**DATA PROVIDED**

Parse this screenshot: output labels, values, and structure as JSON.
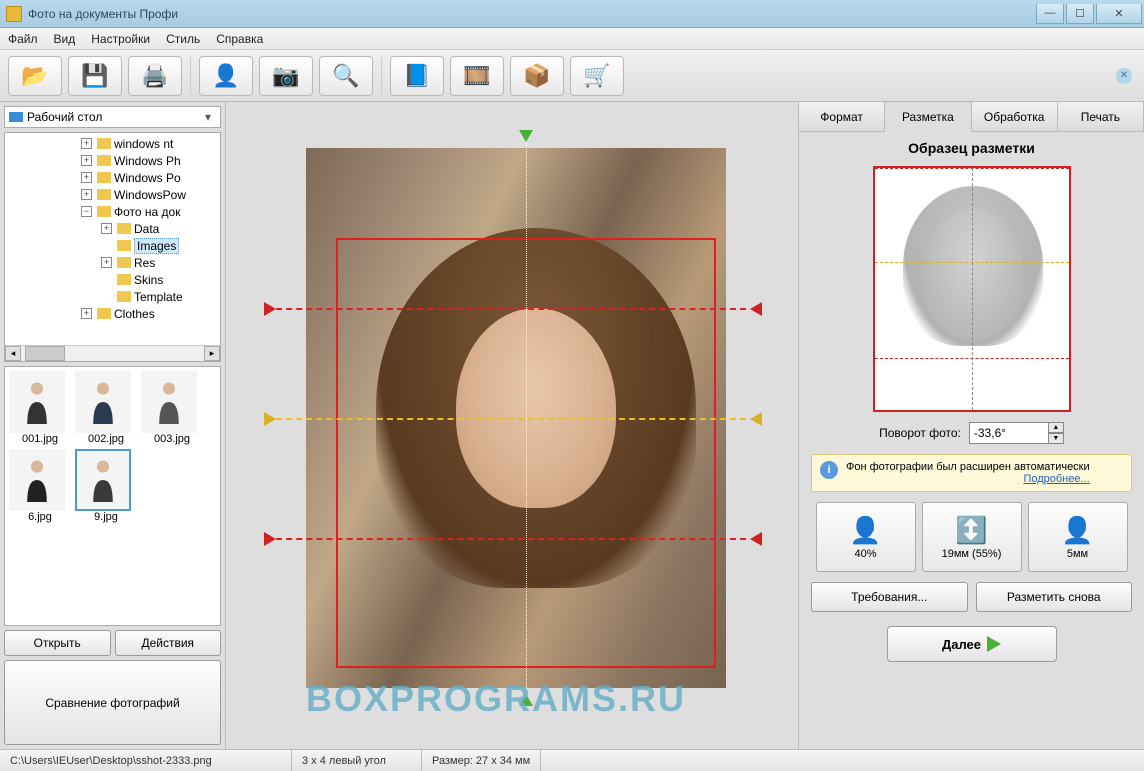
{
  "titlebar": {
    "title": "Фото на документы Профи"
  },
  "menu": {
    "file": "Файл",
    "view": "Вид",
    "settings": "Настройки",
    "style": "Стиль",
    "help": "Справка"
  },
  "left": {
    "combo": "Рабочий стол",
    "tree": {
      "n0": "windows nt",
      "n1": "Windows Ph",
      "n2": "Windows Po",
      "n3": "WindowsPow",
      "n4": "Фото на док",
      "n5": "Data",
      "n6": "Images",
      "n7": "Res",
      "n8": "Skins",
      "n9": "Template",
      "n10": "Clothes"
    },
    "thumbs": {
      "t0": "001.jpg",
      "t1": "002.jpg",
      "t2": "003.jpg",
      "t3": "6.jpg",
      "t4": "9.jpg"
    },
    "open": "Открыть",
    "actions": "Действия",
    "compare": "Сравнение фотографий"
  },
  "right": {
    "tabs": {
      "format": "Формат",
      "layout": "Разметка",
      "process": "Обработка",
      "print": "Печать"
    },
    "sample_title": "Образец разметки",
    "rot_label": "Поворот фото:",
    "rot_value": "-33,6°",
    "info_text": "Фон фотографии был расширен автоматически",
    "info_link": "Подробнее...",
    "params": {
      "p0": "40%",
      "p1": "19мм (55%)",
      "p2": "5мм"
    },
    "req_btn": "Требования...",
    "again_btn": "Разметить снова",
    "next_btn": "Далее"
  },
  "status": {
    "path": "C:\\Users\\IEUser\\Desktop\\sshot-2333.png",
    "fmt": "3 x 4 левый угол",
    "size": "Размер: 27 x 34 мм"
  },
  "watermark": "BOXPROGRAMS.RU"
}
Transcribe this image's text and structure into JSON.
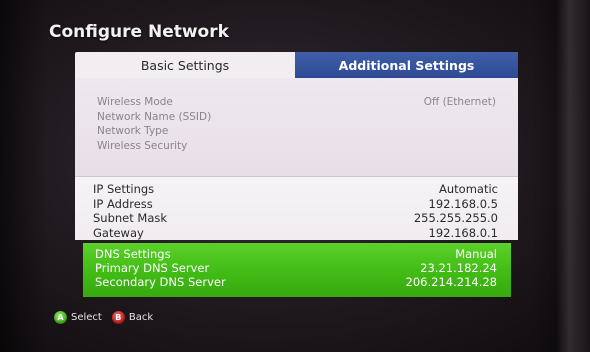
{
  "page": {
    "title": "Configure Network"
  },
  "tabs": [
    {
      "label": "Basic Settings",
      "selected": true
    },
    {
      "label": "Additional Settings",
      "selected": false
    }
  ],
  "wireless": [
    {
      "label": "Wireless Mode",
      "value": "Off (Ethernet)"
    },
    {
      "label": "Network Name (SSID)",
      "value": ""
    },
    {
      "label": "Network Type",
      "value": ""
    },
    {
      "label": "Wireless Security",
      "value": ""
    }
  ],
  "ip": [
    {
      "label": "IP Settings",
      "value": "Automatic"
    },
    {
      "label": "IP Address",
      "value": "192.168.0.5"
    },
    {
      "label": "Subnet Mask",
      "value": "255.255.255.0"
    },
    {
      "label": "Gateway",
      "value": "192.168.0.1"
    }
  ],
  "dns": [
    {
      "label": "DNS Settings",
      "value": "Manual"
    },
    {
      "label": "Primary DNS Server",
      "value": "23.21.182.24"
    },
    {
      "label": "Secondary DNS Server",
      "value": "206.214.214.28"
    }
  ],
  "hints": {
    "a": {
      "glyph": "A",
      "label": "Select"
    },
    "b": {
      "glyph": "B",
      "label": "Back"
    }
  },
  "colors": {
    "tab_active_bg": "#f1edf0",
    "tab_inactive_bg": "#2e4a94",
    "highlight_green": "#43bd17",
    "a_button": "#3fae1d",
    "b_button": "#c41b1b"
  }
}
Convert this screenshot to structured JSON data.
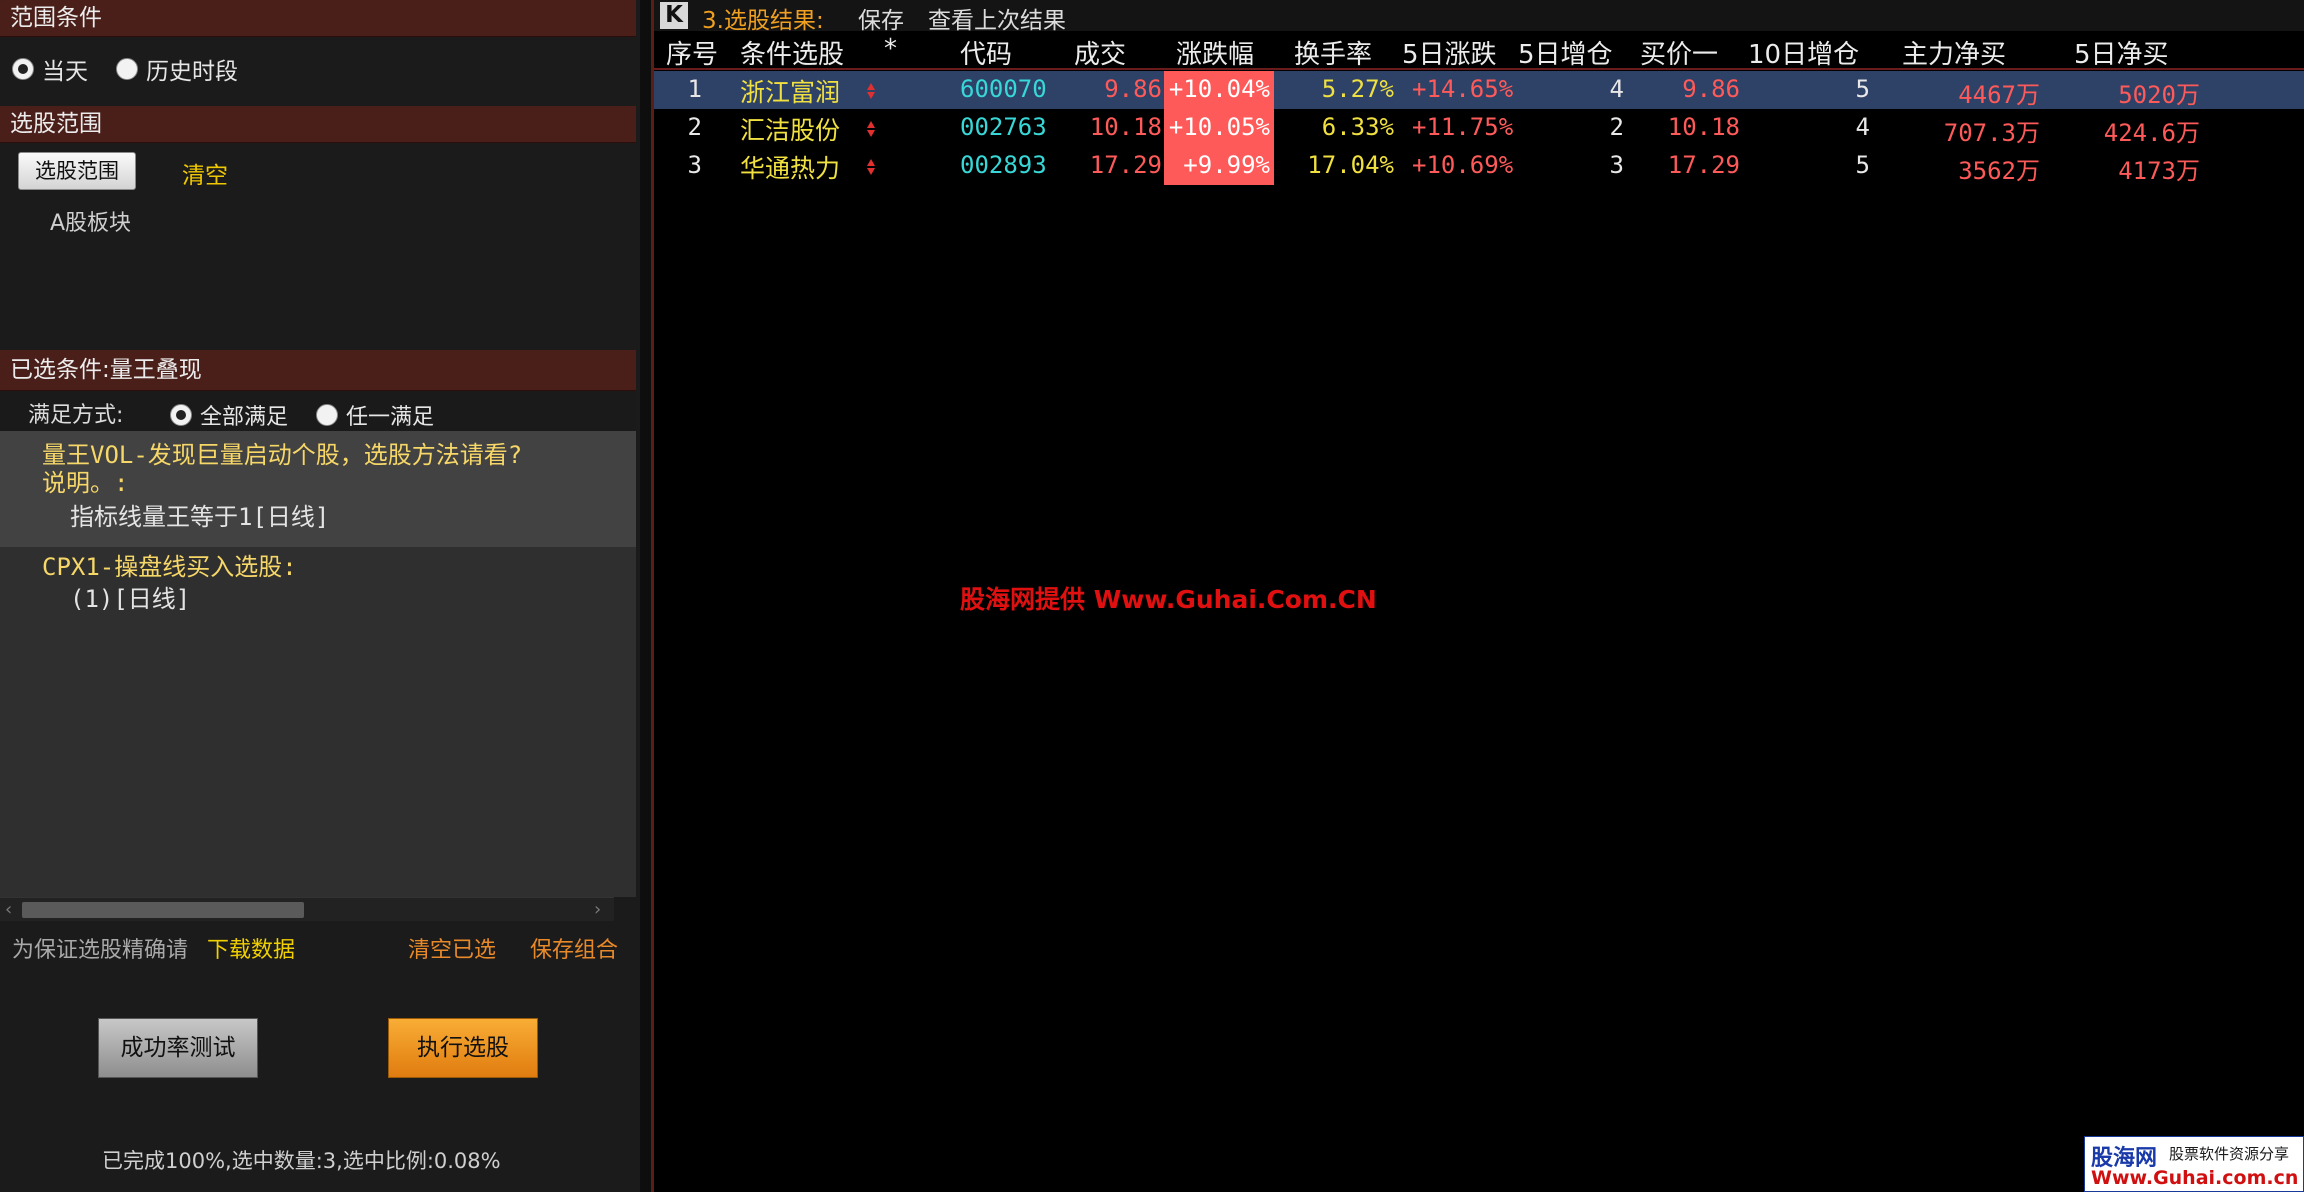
{
  "left": {
    "scope_header": "范围条件",
    "scope_options": [
      "当天",
      "历史时段"
    ],
    "range_header": "选股范围",
    "range_button": "选股范围",
    "clear_label": "清空",
    "range_value": "A股板块",
    "selected_header": "已选条件:量王叠现",
    "mode_label": "满足方式:",
    "mode_options": [
      "全部满足",
      "任一满足"
    ],
    "conditions": [
      {
        "title_line1": "量王VOL-发现巨量启动个股，选股方法请看?",
        "title_line2": "说明。:",
        "detail": "指标线量王等于1[日线]"
      },
      {
        "title_line1": "CPX1-操盘线买入选股:",
        "detail": "(1)[日线]"
      }
    ],
    "hint": "为保证选股精确请",
    "download_link": "下载数据",
    "clear_selected": "清空已选",
    "save_combo": "保存组合",
    "test_button": "成功率测试",
    "exec_button": "执行选股",
    "status": "已完成100%,选中数量:3,选中比例:0.08%"
  },
  "right": {
    "logo_letter": "K",
    "title": "3.选股结果:",
    "save_label": "保存",
    "view_last_label": "查看上次结果",
    "columns": [
      "序号",
      "条件选股",
      "*",
      "代码",
      "成交",
      "涨跌幅",
      "换手率",
      "5日涨跌",
      "5日增仓",
      "买价一",
      "10日增仓",
      "主力净买",
      "5日净买"
    ],
    "rows": [
      {
        "idx": "1",
        "name": "浙江富润",
        "code": "600070",
        "price": "9.86",
        "change": "+10.04%",
        "turnover": "5.27%",
        "chg5": "+14.65%",
        "inc5": "4",
        "bid1": "9.86",
        "inc10": "5",
        "main_net": "4467万",
        "net5": "5020万"
      },
      {
        "idx": "2",
        "name": "汇洁股份",
        "code": "002763",
        "price": "10.18",
        "change": "+10.05%",
        "turnover": "6.33%",
        "chg5": "+11.75%",
        "inc5": "2",
        "bid1": "10.18",
        "inc10": "4",
        "main_net": "707.3万",
        "net5": "424.6万"
      },
      {
        "idx": "3",
        "name": "华通热力",
        "code": "002893",
        "price": "17.29",
        "change": "+9.99%",
        "turnover": "17.04%",
        "chg5": "+10.69%",
        "inc5": "3",
        "bid1": "17.29",
        "inc10": "5",
        "main_net": "3562万",
        "net5": "4173万"
      }
    ],
    "watermark": "股海网提供 Www.Guhai.Com.CN",
    "corner_logo_a": "股海网",
    "corner_logo_b": "股票软件资源分享",
    "corner_logo_url": "Www.Guhai.com.cn"
  },
  "colors": {
    "header_bg": "#4a1f1a",
    "gain_red": "#ff5a5a",
    "code_cyan": "#38d8d8",
    "stock_yellow": "#f0e040",
    "accent_orange": "#f0a020"
  }
}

**PROBLEM DETAILS**
Leave out the pictures and repeat everything else in the records exactly.

**CORRECT ANSWER**
Parse this screenshot: output labels, values, and structure as JSON.
{
  "titlebar": {
    "title": "Фото на документы Профи"
  },
  "menu": {
    "file": "Файл",
    "view": "Вид",
    "settings": "Настройки",
    "style": "Стиль",
    "help": "Справка"
  },
  "left": {
    "combo": "Рабочий стол",
    "tree": {
      "n0": "windows nt",
      "n1": "Windows Ph",
      "n2": "Windows Po",
      "n3": "WindowsPow",
      "n4": "Фото на док",
      "n5": "Data",
      "n6": "Images",
      "n7": "Res",
      "n8": "Skins",
      "n9": "Template",
      "n10": "Clothes"
    },
    "thumbs": {
      "t0": "001.jpg",
      "t1": "002.jpg",
      "t2": "003.jpg",
      "t3": "6.jpg",
      "t4": "9.jpg"
    },
    "open": "Открыть",
    "actions": "Действия",
    "compare": "Сравнение фотографий"
  },
  "right": {
    "tabs": {
      "format": "Формат",
      "layout": "Разметка",
      "process": "Обработка",
      "print": "Печать"
    },
    "sample_title": "Образец разметки",
    "rot_label": "Поворот фото:",
    "rot_value": "-33,6°",
    "info_text": "Фон фотографии был расширен автоматически",
    "info_link": "Подробнее...",
    "params": {
      "p0": "40%",
      "p1": "19мм (55%)",
      "p2": "5мм"
    },
    "req_btn": "Требования...",
    "again_btn": "Разметить снова",
    "next_btn": "Далее"
  },
  "status": {
    "path": "C:\\Users\\IEUser\\Desktop\\sshot-2333.png",
    "fmt": "3 x 4 левый угол",
    "size": "Размер: 27 x 34 мм"
  },
  "watermark": "BOXPROGRAMS.RU"
}
Transcribe this image's text and structure into JSON.
{
  "page": {
    "title": "Configure Network"
  },
  "tabs": [
    {
      "label": "Basic Settings",
      "selected": true
    },
    {
      "label": "Additional Settings",
      "selected": false
    }
  ],
  "wireless": [
    {
      "label": "Wireless Mode",
      "value": "Off (Ethernet)"
    },
    {
      "label": "Network Name (SSID)",
      "value": ""
    },
    {
      "label": "Network Type",
      "value": ""
    },
    {
      "label": "Wireless Security",
      "value": ""
    }
  ],
  "ip": [
    {
      "label": "IP Settings",
      "value": "Automatic"
    },
    {
      "label": "IP Address",
      "value": "192.168.0.5"
    },
    {
      "label": "Subnet Mask",
      "value": "255.255.255.0"
    },
    {
      "label": "Gateway",
      "value": "192.168.0.1"
    }
  ],
  "dns": [
    {
      "label": "DNS Settings",
      "value": "Manual"
    },
    {
      "label": "Primary DNS Server",
      "value": "23.21.182.24"
    },
    {
      "label": "Secondary DNS Server",
      "value": "206.214.214.28"
    }
  ],
  "hints": {
    "a": {
      "glyph": "A",
      "label": "Select"
    },
    "b": {
      "glyph": "B",
      "label": "Back"
    }
  },
  "colors": {
    "tab_active_bg": "#f1edf0",
    "tab_inactive_bg": "#2e4a94",
    "highlight_green": "#43bd17",
    "a_button": "#3fae1d",
    "b_button": "#c41b1b"
  }
}
Convert this screenshot to structured JSON data.
{
  "left": {
    "scope_header": "范围条件",
    "scope_options": [
      "当天",
      "历史时段"
    ],
    "range_header": "选股范围",
    "range_button": "选股范围",
    "clear_label": "清空",
    "range_value": "A股板块",
    "selected_header": "已选条件:量王叠现",
    "mode_label": "满足方式:",
    "mode_options": [
      "全部满足",
      "任一满足"
    ],
    "conditions": [
      {
        "title_line1": "量王VOL-发现巨量启动个股，选股方法请看?",
        "title_line2": "说明。:",
        "detail": "指标线量王等于1[日线]"
      },
      {
        "title_line1": "CPX1-操盘线买入选股:",
        "detail": "(1)[日线]"
      }
    ],
    "hint": "为保证选股精确请",
    "download_link": "下载数据",
    "clear_selected": "清空已选",
    "save_combo": "保存组合",
    "test_button": "成功率测试",
    "exec_button": "执行选股",
    "status": "已完成100%,选中数量:3,选中比例:0.08%"
  },
  "right": {
    "logo_letter": "K",
    "title": "3.选股结果:",
    "save_label": "保存",
    "view_last_label": "查看上次结果",
    "columns": [
      "序号",
      "条件选股",
      "*",
      "代码",
      "成交",
      "涨跌幅",
      "换手率",
      "5日涨跌",
      "5日增仓",
      "买价一",
      "10日增仓",
      "主力净买",
      "5日净买"
    ],
    "rows": [
      {
        "idx": "1",
        "name": "浙江富润",
        "code": "600070",
        "price": "9.86",
        "change": "+10.04%",
        "turnover": "5.27%",
        "chg5": "+14.65%",
        "inc5": "4",
        "bid1": "9.86",
        "inc10": "5",
        "main_net": "4467万",
        "net5": "5020万"
      },
      {
        "idx": "2",
        "name": "汇洁股份",
        "code": "002763",
        "price": "10.18",
        "change": "+10.05%",
        "turnover": "6.33%",
        "chg5": "+11.75%",
        "inc5": "2",
        "bid1": "10.18",
        "inc10": "4",
        "main_net": "707.3万",
        "net5": "424.6万"
      },
      {
        "idx": "3",
        "name": "华通热力",
        "code": "002893",
        "price": "17.29",
        "change": "+9.99%",
        "turnover": "17.04%",
        "chg5": "+10.69%",
        "inc5": "3",
        "bid1": "17.29",
        "inc10": "5",
        "main_net": "3562万",
        "net5": "4173万"
      }
    ],
    "watermark": "股海网提供 Www.Guhai.Com.CN",
    "corner_logo_a": "股海网",
    "corner_logo_b": "股票软件资源分享",
    "corner_logo_url": "Www.Guhai.com.cn"
  },
  "colors": {
    "header_bg": "#4a1f1a",
    "gain_red": "#ff5a5a",
    "code_cyan": "#38d8d8",
    "stock_yellow": "#f0e040",
    "accent_orange": "#f0a020"
  }
}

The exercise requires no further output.